● **Exercise requirements**: Repeat every record below exactly, but leave out any pictures.
=== Material to process ===
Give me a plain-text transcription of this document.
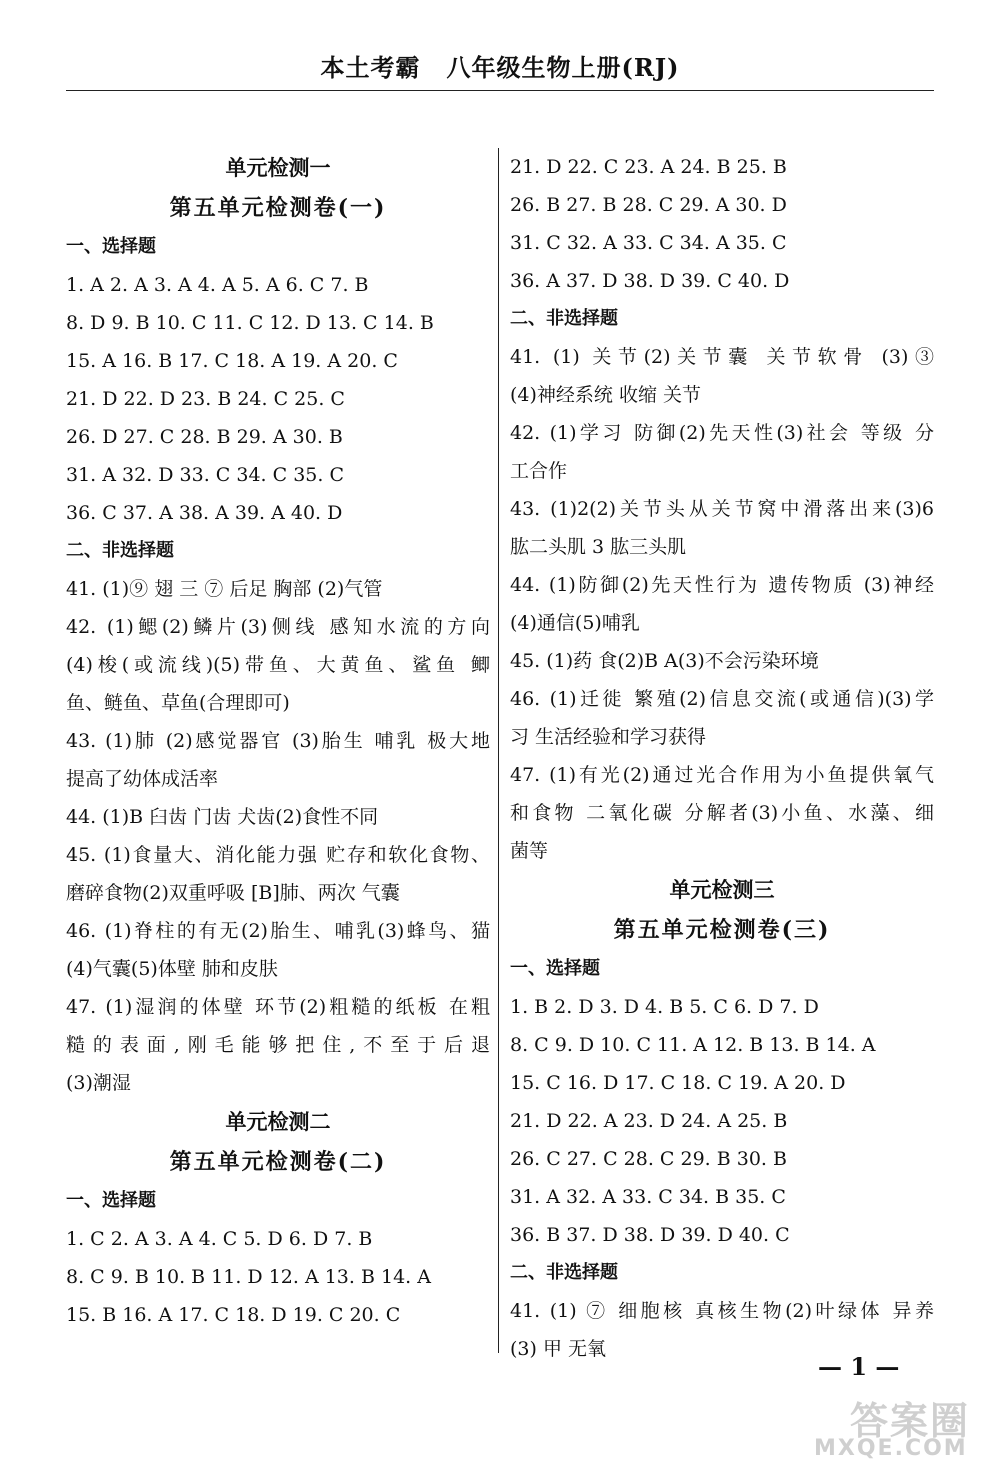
本土考霸 八年级生物上册(RJ)
单元检测一
第五单元检测卷(一)
一、选择题
1. A 2. A 3. A 4. A 5. A 6. C 7. B
8. D 9. B 10. C 11. C 12. D 13. C 14. B
15. A 16. B 17. C 18. A 19. A 20. C
21. D 22. D 23. B 24. C 25. C
26. D 27. C 28. B 29. A 30. B
31. A 32. D 33. C 34. C 35. C
36. C 37. A 38. A 39. A 40. D
二、非选择题
41. (1)⑨ 翅 三 ⑦ 后足 胸部 (2)气管
42. (1)鳃(2)鳞片(3)侧线 感知水流的方向
(4)梭(或流线)(5)带鱼、大黄鱼、鲨鱼 鲫
鱼、鲢鱼、草鱼(合理即可)
43. (1)肺 (2)感觉器官 (3)胎生 哺乳 极大地
提高了幼体成活率
44. (1)B 臼齿 门齿 犬齿(2)食性不同
45. (1)食量大、消化能力强 贮存和软化食物、
磨碎食物(2)双重呼吸 [B]肺、两次 气囊
46. (1)脊柱的有无(2)胎生、哺乳(3)蜂鸟、猫
(4)气囊(5)体壁 肺和皮肤
47. (1)湿润的体壁 环节(2)粗糙的纸板 在粗
糙的表面,刚毛能够把住,不至于后退
(3)潮湿
单元检测二
第五单元检测卷(二)
一、选择题
1. C 2. A 3. A 4. C 5. D 6. D 7. B
8. C 9. B 10. B 11. D 12. A 13. B 14. A
15. B 16. A 17. C 18. D 19. C 20. C
21. D 22. C 23. A 24. B 25. B
26. B 27. B 28. C 29. A 30. D
31. C 32. A 33. C 34. A 35. C
36. A 37. D 38. D 39. C 40. D
二、非选择题
41. (1) 关节(2)关节囊 关节软骨 (3)③
(4)神经系统 收缩 关节
42. (1)学习 防御(2)先天性(3)社会 等级 分
工合作
43. (1)2(2)关节头从关节窝中滑落出来(3)6
肱二头肌 3 肱三头肌
44. (1)防御(2)先天性行为 遗传物质 (3)神经
(4)通信(5)哺乳
45. (1)药 食(2)B A(3)不会污染环境
46. (1)迁徙 繁殖(2)信息交流(或通信)(3)学
习 生活经验和学习获得
47. (1)有光(2)通过光合作用为小鱼提供氧气
和食物 二氧化碳 分解者(3)小鱼、水藻、细
菌等
单元检测三
第五单元检测卷(三)
一、选择题
1. B 2. D 3. D 4. B 5. C 6. D 7. D
8. C 9. D 10. C 11. A 12. B 13. B 14. A
15. C 16. D 17. C 18. C 19. A 20. D
21. D 22. A 23. D 24. A 25. B
26. C 27. C 28. C 29. B 30. B
31. A 32. A 33. C 34. B 35. C
36. B 37. D 38. D 39. D 40. C
二、非选择题
41. (1) ⑦ 细胞核 真核生物(2)叶绿体 异养
(3) 甲 无氧
— 1 —
答案圈
MXQE.COM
===
● **Worked answer**:
Give me a plain-text transcription of this document.
本土考霸 八年级生物上册(RJ)
单元检测一
第五单元检测卷(一)
一、选择题
1. A 2. A 3. A 4. A 5. A 6. C 7. B
8. D 9. B 10. C 11. C 12. D 13. C 14. B
15. A 16. B 17. C 18. A 19. A 20. C
21. D 22. D 23. B 24. C 25. C
26. D 27. C 28. B 29. A 30. B
31. A 32. D 33. C 34. C 35. C
36. C 37. A 38. A 39. A 40. D
二、非选择题
41. (1)⑨ 翅 三 ⑦ 后足 胸部 (2)气管
42. (1)鳃(2)鳞片(3)侧线 感知水流的方向
(4)梭(或流线)(5)带鱼、大黄鱼、鲨鱼 鲫
鱼、鲢鱼、草鱼(合理即可)
43. (1)肺 (2)感觉器官 (3)胎生 哺乳 极大地
提高了幼体成活率
44. (1)B 臼齿 门齿 犬齿(2)食性不同
45. (1)食量大、消化能力强 贮存和软化食物、
磨碎食物(2)双重呼吸 [B]肺、两次 气囊
46. (1)脊柱的有无(2)胎生、哺乳(3)蜂鸟、猫
(4)气囊(5)体壁 肺和皮肤
47. (1)湿润的体壁 环节(2)粗糙的纸板 在粗
糙的表面,刚毛能够把住,不至于后退
(3)潮湿
单元检测二
第五单元检测卷(二)
一、选择题
1. C 2. A 3. A 4. C 5. D 6. D 7. B
8. C 9. B 10. B 11. D 12. A 13. B 14. A
15. B 16. A 17. C 18. D 19. C 20. C
21. D 22. C 23. A 24. B 25. B
26. B 27. B 28. C 29. A 30. D
31. C 32. A 33. C 34. A 35. C
36. A 37. D 38. D 39. C 40. D
二、非选择题
41. (1) 关节(2)关节囊 关节软骨 (3)③
(4)神经系统 收缩 关节
42. (1)学习 防御(2)先天性(3)社会 等级 分
工合作
43. (1)2(2)关节头从关节窝中滑落出来(3)6
肱二头肌 3 肱三头肌
44. (1)防御(2)先天性行为 遗传物质 (3)神经
(4)通信(5)哺乳
45. (1)药 食(2)B A(3)不会污染环境
46. (1)迁徙 繁殖(2)信息交流(或通信)(3)学
习 生活经验和学习获得
47. (1)有光(2)通过光合作用为小鱼提供氧气
和食物 二氧化碳 分解者(3)小鱼、水藻、细
菌等
单元检测三
第五单元检测卷(三)
一、选择题
1. B 2. D 3. D 4. B 5. C 6. D 7. D
8. C 9. D 10. C 11. A 12. B 13. B 14. A
15. C 16. D 17. C 18. C 19. A 20. D
21. D 22. A 23. D 24. A 25. B
26. C 27. C 28. C 29. B 30. B
31. A 32. A 33. C 34. B 35. C
36. B 37. D 38. D 39. D 40. C
二、非选择题
41. (1) ⑦ 细胞核 真核生物(2)叶绿体 异养
(3) 甲 无氧
— 1 —
答案圈
MXQE.COM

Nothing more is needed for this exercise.